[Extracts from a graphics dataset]
———

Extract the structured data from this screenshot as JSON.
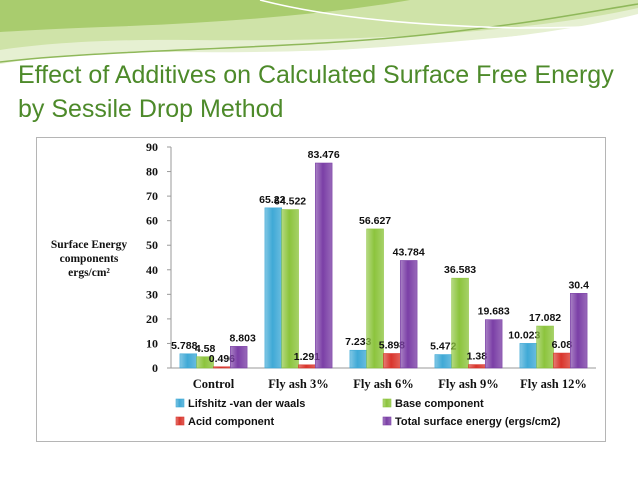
{
  "slide": {
    "title": "Effect of Additives on Calculated Surface Free Energy by Sessile Drop Method"
  },
  "colors": {
    "title": "#4d8a2a",
    "decor_light": "#cfe3a8",
    "decor_mid": "#a9cc6e",
    "decor_dark": "#6f9f3a"
  },
  "chart_data": {
    "type": "bar",
    "ylabel_lines": [
      "Surface Energy",
      "components",
      "ergs/cm²"
    ],
    "ylim": [
      0,
      90
    ],
    "yticks": [
      0,
      10,
      20,
      30,
      40,
      50,
      60,
      70,
      80,
      90
    ],
    "grid": false,
    "legend_position": "bottom",
    "categories": [
      "Control",
      "Fly ash 3%",
      "Fly ash 6%",
      "Fly ash 9%",
      "Fly ash 12%"
    ],
    "series": [
      {
        "name": "Lifshitz -van der waals",
        "color": "#3fa9d6",
        "values": [
          5.788,
          65.22,
          7.233,
          5.472,
          10.023
        ],
        "labels": [
          "5.788",
          "65.22",
          "7.233",
          "5.472",
          "10.023"
        ]
      },
      {
        "name": "Base component",
        "color": "#8cc43d",
        "values": [
          4.58,
          64.522,
          56.627,
          36.583,
          17.082
        ],
        "labels": [
          "4.58",
          "64.522",
          "56.627",
          "36.583",
          "17.082"
        ]
      },
      {
        "name": "Acid component",
        "color": "#d9352c",
        "values": [
          0.496,
          1.291,
          5.898,
          1.38,
          6.08
        ],
        "labels": [
          "0.496",
          "1.291",
          "5.898",
          "1.38",
          "6.08"
        ]
      },
      {
        "name": "Total surface energy (ergs/cm2)",
        "color": "#7b3fa6",
        "values": [
          8.803,
          83.476,
          43.784,
          19.683,
          30.4
        ],
        "labels": [
          "8.803",
          "83.476",
          "43.784",
          "19.683",
          "30.4"
        ]
      }
    ]
  }
}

———

Task details: Set down all the entries exactly as they appear, but skip any pictures.

Answer in full:
Extract the structured data from this screenshot as JSON.
{
  "slide": {
    "title": "Effect of Additives on Calculated Surface Free Energy by Sessile Drop Method"
  },
  "colors": {
    "title": "#4d8a2a",
    "decor_light": "#cfe3a8",
    "decor_mid": "#a9cc6e",
    "decor_dark": "#6f9f3a"
  },
  "chart_data": {
    "type": "bar",
    "ylabel_lines": [
      "Surface Energy",
      "components",
      "ergs/cm²"
    ],
    "ylim": [
      0,
      90
    ],
    "yticks": [
      0,
      10,
      20,
      30,
      40,
      50,
      60,
      70,
      80,
      90
    ],
    "grid": false,
    "legend_position": "bottom",
    "categories": [
      "Control",
      "Fly ash 3%",
      "Fly ash 6%",
      "Fly ash 9%",
      "Fly ash 12%"
    ],
    "series": [
      {
        "name": "Lifshitz -van der waals",
        "color": "#3fa9d6",
        "values": [
          5.788,
          65.22,
          7.233,
          5.472,
          10.023
        ],
        "labels": [
          "5.788",
          "65.22",
          "7.233",
          "5.472",
          "10.023"
        ]
      },
      {
        "name": "Base component",
        "color": "#8cc43d",
        "values": [
          4.58,
          64.522,
          56.627,
          36.583,
          17.082
        ],
        "labels": [
          "4.58",
          "64.522",
          "56.627",
          "36.583",
          "17.082"
        ]
      },
      {
        "name": "Acid component",
        "color": "#d9352c",
        "values": [
          0.496,
          1.291,
          5.898,
          1.38,
          6.08
        ],
        "labels": [
          "0.496",
          "1.291",
          "5.898",
          "1.38",
          "6.08"
        ]
      },
      {
        "name": "Total surface energy (ergs/cm2)",
        "color": "#7b3fa6",
        "values": [
          8.803,
          83.476,
          43.784,
          19.683,
          30.4
        ],
        "labels": [
          "8.803",
          "83.476",
          "43.784",
          "19.683",
          "30.4"
        ]
      }
    ]
  }
}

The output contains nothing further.